The task » Leave out the pictures and copy everything else in the entries exactly.
═══
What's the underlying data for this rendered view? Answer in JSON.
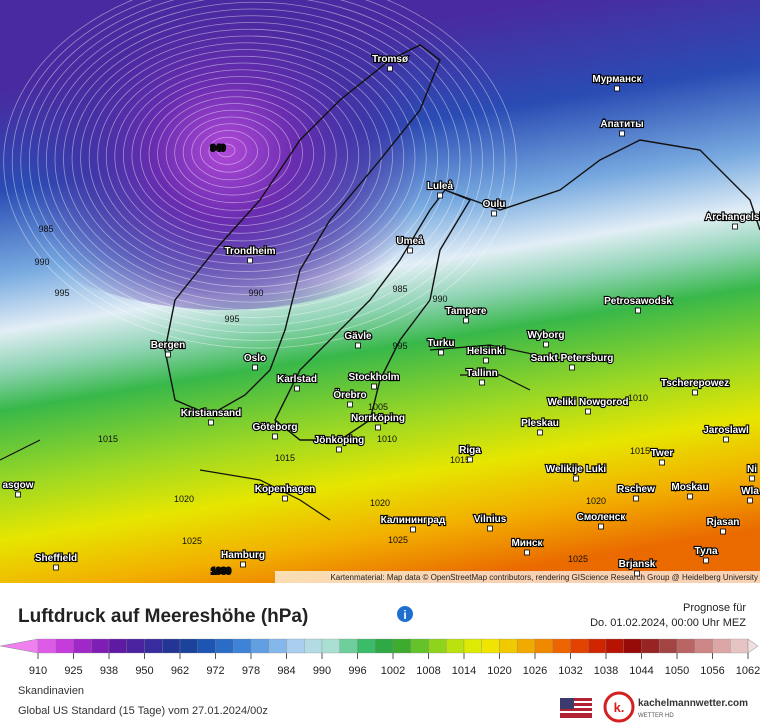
{
  "map": {
    "cities": [
      "Tromsø",
      "Мурманск",
      "Апатиты",
      "Luleå",
      "Oulu",
      "Archangelsk",
      "Umeå",
      "Trondheim",
      "Tampere",
      "Petrosawodsk",
      "Gävle",
      "Bergen",
      "Turku",
      "Helsinki",
      "Wyborg",
      "Sankt Petersburg",
      "Oslo",
      "Karlstad",
      "Stockholm",
      "Tallinn",
      "Tscherepowez",
      "Örebro",
      "Kristiansand",
      "Norrköping",
      "Weliki Nowgorod",
      "Göteborg",
      "Jönköping",
      "Pleskau",
      "Jaroslawl",
      "Riga",
      "Twer",
      "Welikije Luki",
      "Kopenhagen",
      "Rschew",
      "Moskau",
      "asgow",
      "Ni",
      "Wla",
      "Sheffield",
      "Hamburg",
      "Калининград",
      "Vilnius",
      "Смоленск",
      "Rjasan",
      "Минск",
      "Тула",
      "Brjansk"
    ],
    "isobar_labels": [
      940,
      985,
      990,
      995,
      990,
      995,
      985,
      990,
      995,
      1015,
      1015,
      1020,
      1025,
      1030,
      1020,
      1025,
      1010,
      1015,
      1020,
      1025,
      1015,
      1010,
      1005
    ],
    "attribution": "Kartenmaterial: Map data © OpenStreetMap contributors, rendering GIScience Research Group @ Heidelberg University"
  },
  "header": {
    "title": "Luftdruck auf Meereshöhe (hPa)",
    "forecast_label": "Prognose für",
    "forecast_date": "Do. 01.02.2024, 00:00 Uhr MEZ"
  },
  "legend": {
    "ticks": [
      910,
      925,
      938,
      950,
      962,
      972,
      978,
      984,
      990,
      996,
      1002,
      1008,
      1014,
      1020,
      1026,
      1032,
      1038,
      1044,
      1050,
      1056,
      1062
    ]
  },
  "footer": {
    "region": "Skandinavien",
    "model": "Global US Standard (15 Tage) vom 27.01.2024/00z",
    "logo_letter": "k.",
    "brand": "kachelmannwetter.com",
    "brand_sub": "WETTER HD"
  }
}
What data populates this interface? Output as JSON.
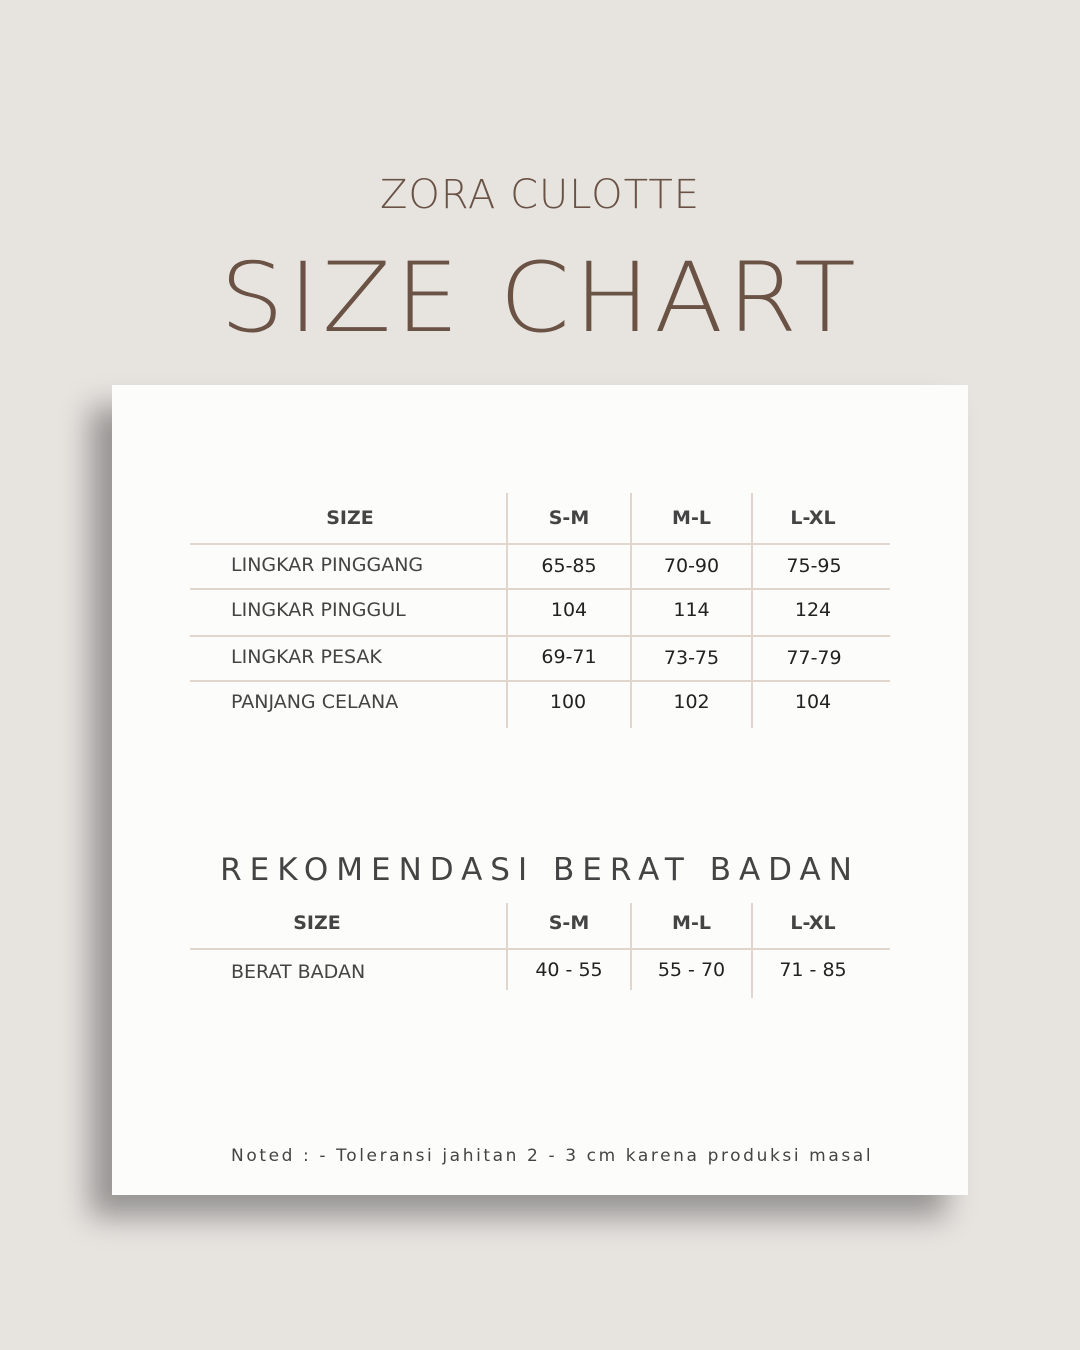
{
  "header": {
    "subtitle": "ZORA CULOTTE",
    "title": "SIZE CHART"
  },
  "size_table": {
    "columns": [
      "SIZE",
      "S-M",
      "M-L",
      "L-XL"
    ],
    "rows": [
      {
        "label": "LINGKAR PINGGANG",
        "values": [
          "65-85",
          "70-90",
          "75-95"
        ]
      },
      {
        "label": "LINGKAR PINGGUL",
        "values": [
          "104",
          "114",
          "124"
        ]
      },
      {
        "label": "LINGKAR PESAK",
        "values": [
          "69-71",
          "73-75",
          "77-79"
        ]
      },
      {
        "label": "PANJANG CELANA",
        "values": [
          "100",
          "102",
          "104"
        ]
      }
    ]
  },
  "weight_table": {
    "title": "REKOMENDASI BERAT BADAN",
    "columns": [
      "SIZE",
      "S-M",
      "M-L",
      "L-XL"
    ],
    "rows": [
      {
        "label": "BERAT BADAN",
        "values": [
          "40 - 55",
          "55 - 70",
          "71 - 85"
        ]
      }
    ]
  },
  "note": "Noted :  - Toleransi jahitan 2 - 3 cm karena produksi masal",
  "colors": {
    "background": "#e7e4e0",
    "title": "#6a5245",
    "grid": "#e2d6cc",
    "card": "#fcfcfb"
  }
}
═══
Response below »
What's the underlying data for this rendered view? Answer in JSON.
{
  "map": {
    "cities": [
      "Tromsø",
      "Мурманск",
      "Апатиты",
      "Luleå",
      "Oulu",
      "Archangelsk",
      "Umeå",
      "Trondheim",
      "Tampere",
      "Petrosawodsk",
      "Gävle",
      "Bergen",
      "Turku",
      "Helsinki",
      "Wyborg",
      "Sankt Petersburg",
      "Oslo",
      "Karlstad",
      "Stockholm",
      "Tallinn",
      "Tscherepowez",
      "Örebro",
      "Kristiansand",
      "Norrköping",
      "Weliki Nowgorod",
      "Göteborg",
      "Jönköping",
      "Pleskau",
      "Jaroslawl",
      "Riga",
      "Twer",
      "Welikije Luki",
      "Kopenhagen",
      "Rschew",
      "Moskau",
      "asgow",
      "Ni",
      "Wla",
      "Sheffield",
      "Hamburg",
      "Калининград",
      "Vilnius",
      "Смоленск",
      "Rjasan",
      "Минск",
      "Тула",
      "Brjansk"
    ],
    "isobar_labels": [
      940,
      985,
      990,
      995,
      990,
      995,
      985,
      990,
      995,
      1015,
      1015,
      1020,
      1025,
      1030,
      1020,
      1025,
      1010,
      1015,
      1020,
      1025,
      1015,
      1010,
      1005
    ],
    "attribution": "Kartenmaterial: Map data © OpenStreetMap contributors, rendering GIScience Research Group @ Heidelberg University"
  },
  "header": {
    "title": "Luftdruck auf Meereshöhe (hPa)",
    "forecast_label": "Prognose für",
    "forecast_date": "Do. 01.02.2024, 00:00 Uhr MEZ"
  },
  "legend": {
    "ticks": [
      910,
      925,
      938,
      950,
      962,
      972,
      978,
      984,
      990,
      996,
      1002,
      1008,
      1014,
      1020,
      1026,
      1032,
      1038,
      1044,
      1050,
      1056,
      1062
    ]
  },
  "footer": {
    "region": "Skandinavien",
    "model": "Global US Standard (15 Tage) vom 27.01.2024/00z",
    "logo_letter": "k.",
    "brand": "kachelmannwetter.com",
    "brand_sub": "WETTER HD"
  }
}
What data populates this interface? Output as JSON.
{
  "header": {
    "subtitle": "ZORA CULOTTE",
    "title": "SIZE CHART"
  },
  "size_table": {
    "columns": [
      "SIZE",
      "S-M",
      "M-L",
      "L-XL"
    ],
    "rows": [
      {
        "label": "LINGKAR PINGGANG",
        "values": [
          "65-85",
          "70-90",
          "75-95"
        ]
      },
      {
        "label": "LINGKAR PINGGUL",
        "values": [
          "104",
          "114",
          "124"
        ]
      },
      {
        "label": "LINGKAR PESAK",
        "values": [
          "69-71",
          "73-75",
          "77-79"
        ]
      },
      {
        "label": "PANJANG CELANA",
        "values": [
          "100",
          "102",
          "104"
        ]
      }
    ]
  },
  "weight_table": {
    "title": "REKOMENDASI BERAT BADAN",
    "columns": [
      "SIZE",
      "S-M",
      "M-L",
      "L-XL"
    ],
    "rows": [
      {
        "label": "BERAT BADAN",
        "values": [
          "40 - 55",
          "55 - 70",
          "71 - 85"
        ]
      }
    ]
  },
  "note": "Noted :  - Toleransi jahitan 2 - 3 cm karena produksi masal",
  "colors": {
    "background": "#e7e4e0",
    "title": "#6a5245",
    "grid": "#e2d6cc",
    "card": "#fcfcfb"
  }
}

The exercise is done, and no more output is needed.